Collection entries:
--

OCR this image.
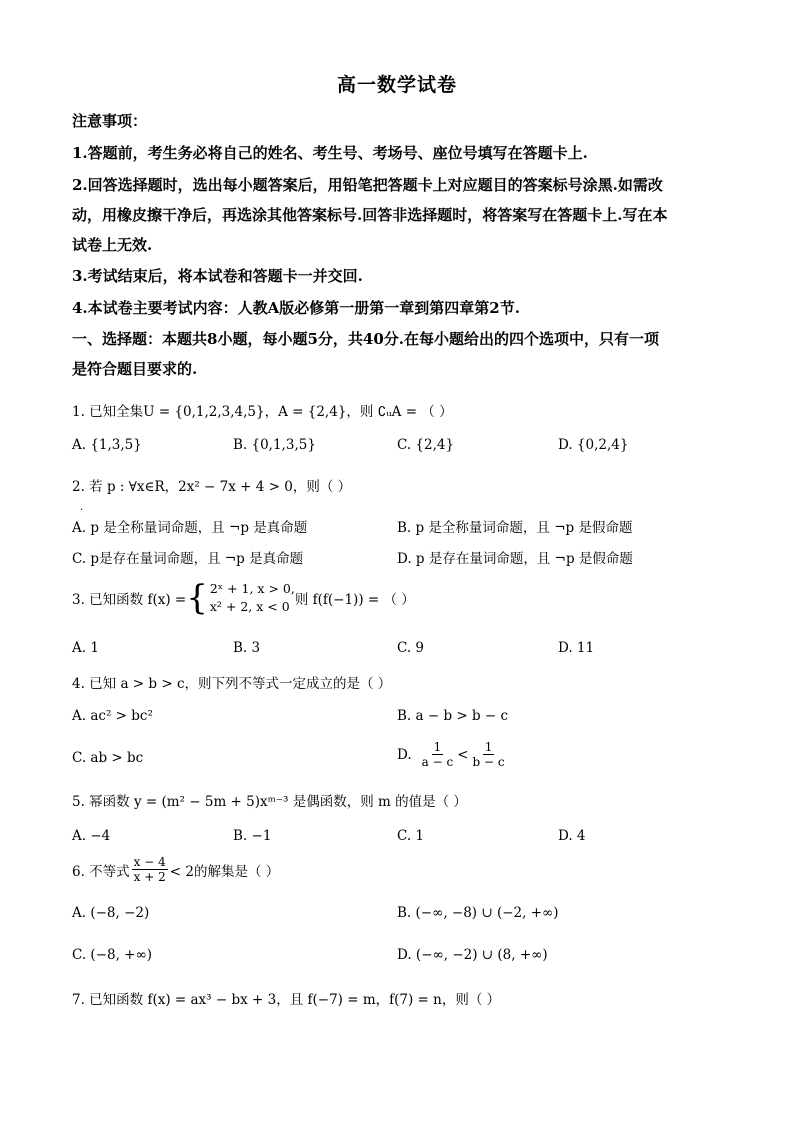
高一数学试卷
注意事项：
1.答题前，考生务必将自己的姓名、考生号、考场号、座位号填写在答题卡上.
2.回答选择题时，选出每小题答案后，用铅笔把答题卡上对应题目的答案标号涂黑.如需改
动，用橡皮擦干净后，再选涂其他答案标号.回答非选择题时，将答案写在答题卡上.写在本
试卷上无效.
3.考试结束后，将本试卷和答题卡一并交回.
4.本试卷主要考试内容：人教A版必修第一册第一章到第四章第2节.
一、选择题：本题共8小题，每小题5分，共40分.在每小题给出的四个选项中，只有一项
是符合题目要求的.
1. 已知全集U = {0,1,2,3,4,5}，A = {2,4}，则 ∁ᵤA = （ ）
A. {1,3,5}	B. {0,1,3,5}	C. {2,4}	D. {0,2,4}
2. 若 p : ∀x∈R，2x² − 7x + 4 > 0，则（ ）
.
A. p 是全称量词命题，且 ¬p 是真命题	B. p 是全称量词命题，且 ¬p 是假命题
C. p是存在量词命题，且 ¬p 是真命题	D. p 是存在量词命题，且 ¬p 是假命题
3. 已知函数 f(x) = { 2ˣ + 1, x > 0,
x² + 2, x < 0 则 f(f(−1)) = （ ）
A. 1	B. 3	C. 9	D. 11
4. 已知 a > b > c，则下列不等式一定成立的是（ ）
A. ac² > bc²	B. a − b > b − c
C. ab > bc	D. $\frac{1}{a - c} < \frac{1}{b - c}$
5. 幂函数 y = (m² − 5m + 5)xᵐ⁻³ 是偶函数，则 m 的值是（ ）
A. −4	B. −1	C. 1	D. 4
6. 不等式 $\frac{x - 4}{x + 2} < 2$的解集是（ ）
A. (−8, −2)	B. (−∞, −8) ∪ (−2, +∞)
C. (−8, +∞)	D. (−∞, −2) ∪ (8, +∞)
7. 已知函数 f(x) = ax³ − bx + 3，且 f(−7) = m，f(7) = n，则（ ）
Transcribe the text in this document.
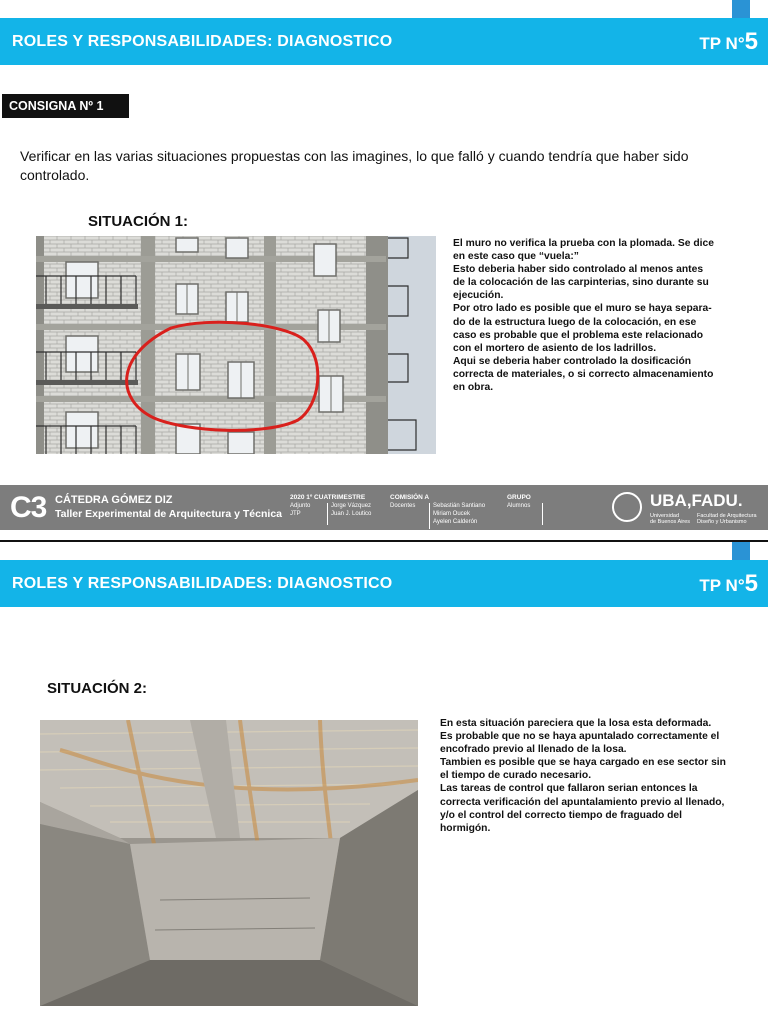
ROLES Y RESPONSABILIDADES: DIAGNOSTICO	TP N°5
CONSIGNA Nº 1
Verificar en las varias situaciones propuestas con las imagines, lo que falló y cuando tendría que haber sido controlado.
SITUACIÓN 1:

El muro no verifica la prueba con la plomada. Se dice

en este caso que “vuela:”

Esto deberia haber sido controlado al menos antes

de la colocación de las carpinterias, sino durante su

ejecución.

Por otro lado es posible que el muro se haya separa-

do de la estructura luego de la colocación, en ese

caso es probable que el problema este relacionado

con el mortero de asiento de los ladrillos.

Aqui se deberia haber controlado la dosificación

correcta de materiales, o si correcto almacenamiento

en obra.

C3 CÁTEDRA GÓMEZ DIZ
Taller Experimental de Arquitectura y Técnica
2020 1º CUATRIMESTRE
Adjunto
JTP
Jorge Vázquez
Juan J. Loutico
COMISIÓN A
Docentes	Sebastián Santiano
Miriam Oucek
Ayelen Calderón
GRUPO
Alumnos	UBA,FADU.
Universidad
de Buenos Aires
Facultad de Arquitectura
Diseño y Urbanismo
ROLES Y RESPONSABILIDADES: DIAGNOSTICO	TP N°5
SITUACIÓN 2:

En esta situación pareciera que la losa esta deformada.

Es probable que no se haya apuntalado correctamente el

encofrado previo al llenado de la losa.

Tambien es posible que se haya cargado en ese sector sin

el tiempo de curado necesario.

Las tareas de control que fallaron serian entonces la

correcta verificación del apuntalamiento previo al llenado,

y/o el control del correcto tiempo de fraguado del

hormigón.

--

The problem:
Leave out the pictures and give the rest of the records again exactly.

Written answer:
OCR this image.
高一数学试卷
注意事项：
1.答题前，考生务必将自己的姓名、考生号、考场号、座位号填写在答题卡上.
2.回答选择题时，选出每小题答案后，用铅笔把答题卡上对应题目的答案标号涂黑.如需改
动，用橡皮擦干净后，再选涂其他答案标号.回答非选择题时，将答案写在答题卡上.写在本
试卷上无效.
3.考试结束后，将本试卷和答题卡一并交回.
4.本试卷主要考试内容：人教A版必修第一册第一章到第四章第2节.
一、选择题：本题共8小题，每小题5分，共40分.在每小题给出的四个选项中，只有一项
是符合题目要求的.
1. 已知全集U = {0,1,2,3,4,5}，A = {2,4}，则 ∁ᵤA = （ ）
A. {1,3,5}	B. {0,1,3,5}	C. {2,4}	D. {0,2,4}
2. 若 p : ∀x∈R，2x² − 7x + 4 > 0，则（ ）
.
A. p 是全称量词命题，且 ¬p 是真命题	B. p 是全称量词命题，且 ¬p 是假命题
C. p是存在量词命题，且 ¬p 是真命题	D. p 是存在量词命题，且 ¬p 是假命题
3. 已知函数 f(x) = { 2ˣ + 1, x > 0,
x² + 2, x < 0 则 f(f(−1)) = （ ）
A. 1	B. 3	C. 9	D. 11
4. 已知 a > b > c，则下列不等式一定成立的是（ ）
A. ac² > bc²	B. a − b > b − c
C. ab > bc	D. $\frac{1}{a - c} < \frac{1}{b - c}$
5. 幂函数 y = (m² − 5m + 5)xᵐ⁻³ 是偶函数，则 m 的值是（ ）
A. −4	B. −1	C. 1	D. 4
6. 不等式 $\frac{x - 4}{x + 2} < 2$的解集是（ ）
A. (−8, −2)	B. (−∞, −8) ∪ (−2, +∞)
C. (−8, +∞)	D. (−∞, −2) ∪ (8, +∞)
7. 已知函数 f(x) = ax³ − bx + 3，且 f(−7) = m，f(7) = n，则（ ）
Transcribe the text in this document.
ROLES Y RESPONSABILIDADES: DIAGNOSTICO	TP N°5
CONSIGNA Nº 1
Verificar en las varias situaciones propuestas con las imagines, lo que falló y cuando tendría que haber sido controlado.
SITUACIÓN 1:

El muro no verifica la prueba con la plomada. Se dice

en este caso que “vuela:”

Esto deberia haber sido controlado al menos antes

de la colocación de las carpinterias, sino durante su

ejecución.

Por otro lado es posible que el muro se haya separa-

do de la estructura luego de la colocación, en ese

caso es probable que el problema este relacionado

con el mortero de asiento de los ladrillos.

Aqui se deberia haber controlado la dosificación

correcta de materiales, o si correcto almacenamiento

en obra.

C3 CÁTEDRA GÓMEZ DIZ
Taller Experimental de Arquitectura y Técnica
2020 1º CUATRIMESTRE
Adjunto
JTP
Jorge Vázquez
Juan J. Loutico
COMISIÓN A
Docentes	Sebastián Santiano
Miriam Oucek
Ayelen Calderón
GRUPO
Alumnos	UBA,FADU.
Universidad
de Buenos Aires
Facultad de Arquitectura
Diseño y Urbanismo
ROLES Y RESPONSABILIDADES: DIAGNOSTICO	TP N°5
SITUACIÓN 2:

En esta situación pareciera que la losa esta deformada.

Es probable que no se haya apuntalado correctamente el

encofrado previo al llenado de la losa.

Tambien es posible que se haya cargado en ese sector sin

el tiempo de curado necesario.

Las tareas de control que fallaron serian entonces la

correcta verificación del apuntalamiento previo al llenado,

y/o el control del correcto tiempo de fraguado del

hormigón.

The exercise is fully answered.